* [Exercise prompt]: Below is a set of records. Repeat all of them exactly.

* [Exercise materials]:

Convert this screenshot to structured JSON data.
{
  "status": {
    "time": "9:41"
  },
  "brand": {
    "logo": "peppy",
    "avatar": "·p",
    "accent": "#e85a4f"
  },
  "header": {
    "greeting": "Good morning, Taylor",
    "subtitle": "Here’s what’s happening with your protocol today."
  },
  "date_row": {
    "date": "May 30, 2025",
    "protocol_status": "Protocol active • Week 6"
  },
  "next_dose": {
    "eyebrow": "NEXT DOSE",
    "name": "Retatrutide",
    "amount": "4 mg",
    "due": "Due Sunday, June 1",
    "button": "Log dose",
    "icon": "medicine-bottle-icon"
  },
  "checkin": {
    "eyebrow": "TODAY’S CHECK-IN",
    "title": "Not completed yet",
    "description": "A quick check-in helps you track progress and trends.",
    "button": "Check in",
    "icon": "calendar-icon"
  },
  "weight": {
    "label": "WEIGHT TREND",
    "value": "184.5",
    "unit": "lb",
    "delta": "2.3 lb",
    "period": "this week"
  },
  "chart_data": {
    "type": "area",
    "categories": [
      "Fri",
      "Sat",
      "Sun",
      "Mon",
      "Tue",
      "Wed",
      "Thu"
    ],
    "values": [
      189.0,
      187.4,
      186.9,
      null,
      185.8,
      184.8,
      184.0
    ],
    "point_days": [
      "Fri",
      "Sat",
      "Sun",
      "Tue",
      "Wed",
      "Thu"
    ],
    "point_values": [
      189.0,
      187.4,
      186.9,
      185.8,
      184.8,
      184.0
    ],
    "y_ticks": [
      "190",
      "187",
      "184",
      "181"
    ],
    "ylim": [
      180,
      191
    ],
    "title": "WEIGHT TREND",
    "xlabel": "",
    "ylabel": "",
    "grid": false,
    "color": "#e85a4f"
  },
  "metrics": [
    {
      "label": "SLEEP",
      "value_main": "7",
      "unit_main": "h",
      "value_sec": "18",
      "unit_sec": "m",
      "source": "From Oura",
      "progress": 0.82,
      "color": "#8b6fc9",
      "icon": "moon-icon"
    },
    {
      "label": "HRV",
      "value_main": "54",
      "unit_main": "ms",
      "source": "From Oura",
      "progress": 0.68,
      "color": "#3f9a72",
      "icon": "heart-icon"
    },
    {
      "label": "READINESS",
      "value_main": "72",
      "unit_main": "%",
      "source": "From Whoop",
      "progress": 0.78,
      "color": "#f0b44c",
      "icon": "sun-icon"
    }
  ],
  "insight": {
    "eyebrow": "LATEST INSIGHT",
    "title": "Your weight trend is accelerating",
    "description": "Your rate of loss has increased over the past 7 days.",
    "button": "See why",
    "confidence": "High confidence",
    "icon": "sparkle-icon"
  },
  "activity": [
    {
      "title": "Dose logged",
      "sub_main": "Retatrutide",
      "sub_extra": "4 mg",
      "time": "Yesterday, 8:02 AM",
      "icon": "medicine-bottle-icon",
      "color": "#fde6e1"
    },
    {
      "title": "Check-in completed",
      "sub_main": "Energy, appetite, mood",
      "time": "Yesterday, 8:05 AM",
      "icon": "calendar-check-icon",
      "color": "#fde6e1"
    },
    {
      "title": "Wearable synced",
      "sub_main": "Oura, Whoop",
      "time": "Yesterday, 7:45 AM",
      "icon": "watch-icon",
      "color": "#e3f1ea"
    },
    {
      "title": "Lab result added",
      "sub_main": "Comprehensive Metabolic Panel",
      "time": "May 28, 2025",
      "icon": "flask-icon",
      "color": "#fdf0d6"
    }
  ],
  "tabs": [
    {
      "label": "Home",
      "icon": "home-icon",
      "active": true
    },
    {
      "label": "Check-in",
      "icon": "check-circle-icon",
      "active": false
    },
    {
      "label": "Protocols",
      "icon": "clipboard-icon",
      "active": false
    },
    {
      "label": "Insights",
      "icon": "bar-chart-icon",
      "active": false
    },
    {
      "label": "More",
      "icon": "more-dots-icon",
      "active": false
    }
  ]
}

* [Exercise solution]:
Convert this screenshot to structured JSON data.
{
  "status": {
    "time": "9:41"
  },
  "brand": {
    "logo": "peppy",
    "avatar": "·p",
    "accent": "#e85a4f"
  },
  "header": {
    "greeting": "Good morning, Taylor",
    "subtitle": "Here’s what’s happening with your protocol today."
  },
  "date_row": {
    "date": "May 30, 2025",
    "protocol_status": "Protocol active • Week 6"
  },
  "next_dose": {
    "eyebrow": "NEXT DOSE",
    "name": "Retatrutide",
    "amount": "4 mg",
    "due": "Due Sunday, June 1",
    "button": "Log dose",
    "icon": "medicine-bottle-icon"
  },
  "checkin": {
    "eyebrow": "TODAY’S CHECK-IN",
    "title": "Not completed yet",
    "description": "A quick check-in helps you track progress and trends.",
    "button": "Check in",
    "icon": "calendar-icon"
  },
  "weight": {
    "label": "WEIGHT TREND",
    "value": "184.5",
    "unit": "lb",
    "delta": "2.3 lb",
    "period": "this week"
  },
  "chart_data": {
    "type": "area",
    "categories": [
      "Fri",
      "Sat",
      "Sun",
      "Mon",
      "Tue",
      "Wed",
      "Thu"
    ],
    "values": [
      189.0,
      187.4,
      186.9,
      null,
      185.8,
      184.8,
      184.0
    ],
    "point_days": [
      "Fri",
      "Sat",
      "Sun",
      "Tue",
      "Wed",
      "Thu"
    ],
    "point_values": [
      189.0,
      187.4,
      186.9,
      185.8,
      184.8,
      184.0
    ],
    "y_ticks": [
      "190",
      "187",
      "184",
      "181"
    ],
    "ylim": [
      180,
      191
    ],
    "title": "WEIGHT TREND",
    "xlabel": "",
    "ylabel": "",
    "grid": false,
    "color": "#e85a4f"
  },
  "metrics": [
    {
      "label": "SLEEP",
      "value_main": "7",
      "unit_main": "h",
      "value_sec": "18",
      "unit_sec": "m",
      "source": "From Oura",
      "progress": 0.82,
      "color": "#8b6fc9",
      "icon": "moon-icon"
    },
    {
      "label": "HRV",
      "value_main": "54",
      "unit_main": "ms",
      "source": "From Oura",
      "progress": 0.68,
      "color": "#3f9a72",
      "icon": "heart-icon"
    },
    {
      "label": "READINESS",
      "value_main": "72",
      "unit_main": "%",
      "source": "From Whoop",
      "progress": 0.78,
      "color": "#f0b44c",
      "icon": "sun-icon"
    }
  ],
  "insight": {
    "eyebrow": "LATEST INSIGHT",
    "title": "Your weight trend is accelerating",
    "description": "Your rate of loss has increased over the past 7 days.",
    "button": "See why",
    "confidence": "High confidence",
    "icon": "sparkle-icon"
  },
  "activity": [
    {
      "title": "Dose logged",
      "sub_main": "Retatrutide",
      "sub_extra": "4 mg",
      "time": "Yesterday, 8:02 AM",
      "icon": "medicine-bottle-icon",
      "color": "#fde6e1"
    },
    {
      "title": "Check-in completed",
      "sub_main": "Energy, appetite, mood",
      "time": "Yesterday, 8:05 AM",
      "icon": "calendar-check-icon",
      "color": "#fde6e1"
    },
    {
      "title": "Wearable synced",
      "sub_main": "Oura, Whoop",
      "time": "Yesterday, 7:45 AM",
      "icon": "watch-icon",
      "color": "#e3f1ea"
    },
    {
      "title": "Lab result added",
      "sub_main": "Comprehensive Metabolic Panel",
      "time": "May 28, 2025",
      "icon": "flask-icon",
      "color": "#fdf0d6"
    }
  ],
  "tabs": [
    {
      "label": "Home",
      "icon": "home-icon",
      "active": true
    },
    {
      "label": "Check-in",
      "icon": "check-circle-icon",
      "active": false
    },
    {
      "label": "Protocols",
      "icon": "clipboard-icon",
      "active": false
    },
    {
      "label": "Insights",
      "icon": "bar-chart-icon",
      "active": false
    },
    {
      "label": "More",
      "icon": "more-dots-icon",
      "active": false
    }
  ]
}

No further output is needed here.